◆ STORED ROWS
━━━━━━━━━━
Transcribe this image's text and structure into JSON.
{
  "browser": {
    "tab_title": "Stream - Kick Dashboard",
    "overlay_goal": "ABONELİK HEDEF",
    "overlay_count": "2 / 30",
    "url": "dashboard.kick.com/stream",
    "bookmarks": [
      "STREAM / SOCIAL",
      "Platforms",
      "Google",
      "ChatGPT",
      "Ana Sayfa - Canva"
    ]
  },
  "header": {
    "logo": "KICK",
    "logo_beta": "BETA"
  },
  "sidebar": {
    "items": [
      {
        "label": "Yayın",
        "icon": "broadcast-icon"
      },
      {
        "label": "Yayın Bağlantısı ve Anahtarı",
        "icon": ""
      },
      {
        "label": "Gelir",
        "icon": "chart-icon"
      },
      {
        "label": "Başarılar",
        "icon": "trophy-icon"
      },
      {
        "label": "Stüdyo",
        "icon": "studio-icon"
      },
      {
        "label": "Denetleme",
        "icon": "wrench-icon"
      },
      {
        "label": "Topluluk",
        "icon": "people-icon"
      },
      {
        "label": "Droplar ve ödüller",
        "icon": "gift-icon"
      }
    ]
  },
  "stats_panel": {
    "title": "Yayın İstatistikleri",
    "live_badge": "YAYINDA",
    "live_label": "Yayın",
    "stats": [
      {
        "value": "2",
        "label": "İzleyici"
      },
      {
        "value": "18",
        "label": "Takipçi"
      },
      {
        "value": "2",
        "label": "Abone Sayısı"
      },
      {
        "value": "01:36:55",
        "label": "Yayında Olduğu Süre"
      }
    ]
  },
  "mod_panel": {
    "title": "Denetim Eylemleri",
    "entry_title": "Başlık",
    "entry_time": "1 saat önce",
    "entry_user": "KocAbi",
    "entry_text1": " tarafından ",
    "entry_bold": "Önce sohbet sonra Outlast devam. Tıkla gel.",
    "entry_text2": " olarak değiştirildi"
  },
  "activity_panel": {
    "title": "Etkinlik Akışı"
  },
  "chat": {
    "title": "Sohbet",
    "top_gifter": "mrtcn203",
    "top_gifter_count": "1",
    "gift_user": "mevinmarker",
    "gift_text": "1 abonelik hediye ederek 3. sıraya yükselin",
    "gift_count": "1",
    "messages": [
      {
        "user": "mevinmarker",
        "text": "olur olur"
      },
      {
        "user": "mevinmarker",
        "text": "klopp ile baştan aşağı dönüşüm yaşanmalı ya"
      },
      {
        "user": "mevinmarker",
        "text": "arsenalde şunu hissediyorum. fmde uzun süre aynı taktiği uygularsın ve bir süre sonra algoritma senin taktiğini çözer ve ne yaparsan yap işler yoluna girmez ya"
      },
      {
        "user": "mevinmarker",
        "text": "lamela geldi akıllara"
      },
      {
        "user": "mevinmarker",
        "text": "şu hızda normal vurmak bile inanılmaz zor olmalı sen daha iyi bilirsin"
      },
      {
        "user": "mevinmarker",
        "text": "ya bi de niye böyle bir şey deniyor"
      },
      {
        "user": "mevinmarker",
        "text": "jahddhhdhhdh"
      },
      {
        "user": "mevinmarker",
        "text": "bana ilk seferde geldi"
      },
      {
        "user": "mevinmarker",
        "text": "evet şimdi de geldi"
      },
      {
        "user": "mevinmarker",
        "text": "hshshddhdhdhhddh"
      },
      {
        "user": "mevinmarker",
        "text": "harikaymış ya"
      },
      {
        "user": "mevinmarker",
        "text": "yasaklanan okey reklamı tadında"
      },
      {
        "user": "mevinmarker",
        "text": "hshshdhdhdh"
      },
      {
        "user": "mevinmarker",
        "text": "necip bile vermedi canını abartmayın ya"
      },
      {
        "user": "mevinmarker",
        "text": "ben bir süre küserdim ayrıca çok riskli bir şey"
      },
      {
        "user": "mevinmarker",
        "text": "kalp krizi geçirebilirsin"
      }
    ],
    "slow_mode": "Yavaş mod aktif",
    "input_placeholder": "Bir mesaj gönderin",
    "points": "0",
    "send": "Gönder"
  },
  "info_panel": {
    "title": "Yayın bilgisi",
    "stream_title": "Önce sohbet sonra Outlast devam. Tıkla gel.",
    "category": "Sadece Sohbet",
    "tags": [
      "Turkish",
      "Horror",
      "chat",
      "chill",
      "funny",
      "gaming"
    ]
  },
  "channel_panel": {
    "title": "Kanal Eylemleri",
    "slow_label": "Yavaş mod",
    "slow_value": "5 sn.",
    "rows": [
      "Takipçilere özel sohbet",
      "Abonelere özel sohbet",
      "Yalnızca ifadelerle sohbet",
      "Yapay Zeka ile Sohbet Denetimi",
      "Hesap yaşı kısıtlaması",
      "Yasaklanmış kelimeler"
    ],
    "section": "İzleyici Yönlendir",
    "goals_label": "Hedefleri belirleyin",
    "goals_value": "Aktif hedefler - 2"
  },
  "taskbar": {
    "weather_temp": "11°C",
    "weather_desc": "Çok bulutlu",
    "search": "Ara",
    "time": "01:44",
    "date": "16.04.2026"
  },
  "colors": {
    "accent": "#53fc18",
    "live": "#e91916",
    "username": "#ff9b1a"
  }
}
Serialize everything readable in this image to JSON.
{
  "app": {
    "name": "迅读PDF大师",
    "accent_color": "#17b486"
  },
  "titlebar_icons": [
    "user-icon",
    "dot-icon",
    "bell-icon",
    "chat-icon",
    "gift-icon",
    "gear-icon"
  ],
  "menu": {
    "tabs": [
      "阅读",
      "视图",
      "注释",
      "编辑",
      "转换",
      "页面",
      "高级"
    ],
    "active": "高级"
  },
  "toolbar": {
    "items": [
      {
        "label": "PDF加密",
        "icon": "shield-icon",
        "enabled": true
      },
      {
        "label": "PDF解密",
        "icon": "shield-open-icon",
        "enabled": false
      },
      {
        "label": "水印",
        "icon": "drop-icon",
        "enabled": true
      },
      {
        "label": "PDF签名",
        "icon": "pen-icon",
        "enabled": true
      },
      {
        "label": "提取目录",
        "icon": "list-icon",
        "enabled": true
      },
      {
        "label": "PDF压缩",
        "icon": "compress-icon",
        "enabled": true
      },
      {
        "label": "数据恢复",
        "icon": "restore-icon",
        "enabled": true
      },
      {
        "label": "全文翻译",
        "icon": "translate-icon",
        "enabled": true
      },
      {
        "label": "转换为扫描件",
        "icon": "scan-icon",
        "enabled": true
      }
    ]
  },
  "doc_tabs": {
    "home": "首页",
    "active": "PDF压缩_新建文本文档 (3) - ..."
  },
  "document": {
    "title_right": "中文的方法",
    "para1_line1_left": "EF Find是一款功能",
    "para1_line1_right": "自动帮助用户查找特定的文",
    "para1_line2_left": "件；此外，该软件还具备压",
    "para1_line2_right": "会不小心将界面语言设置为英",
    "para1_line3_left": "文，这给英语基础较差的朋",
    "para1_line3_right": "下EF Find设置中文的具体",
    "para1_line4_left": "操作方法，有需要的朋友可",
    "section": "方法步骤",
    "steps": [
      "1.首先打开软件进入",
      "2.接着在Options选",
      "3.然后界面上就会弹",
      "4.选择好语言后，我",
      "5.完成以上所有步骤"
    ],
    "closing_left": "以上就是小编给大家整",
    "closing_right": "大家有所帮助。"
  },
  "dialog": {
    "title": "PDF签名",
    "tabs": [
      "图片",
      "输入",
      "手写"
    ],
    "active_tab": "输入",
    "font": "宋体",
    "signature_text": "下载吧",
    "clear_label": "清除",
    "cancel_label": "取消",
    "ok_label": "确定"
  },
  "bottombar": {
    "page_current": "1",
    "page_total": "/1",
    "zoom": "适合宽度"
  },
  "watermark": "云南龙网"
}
━━━━━━━━━━
◆ WRITTEN REQUEST
Scan the lines for the string "İzleyici". Pick out every line that has it.

◆ OUTPUT BELOW
        "label": "İzleyici"
    "section": "İzleyici Yönlendir",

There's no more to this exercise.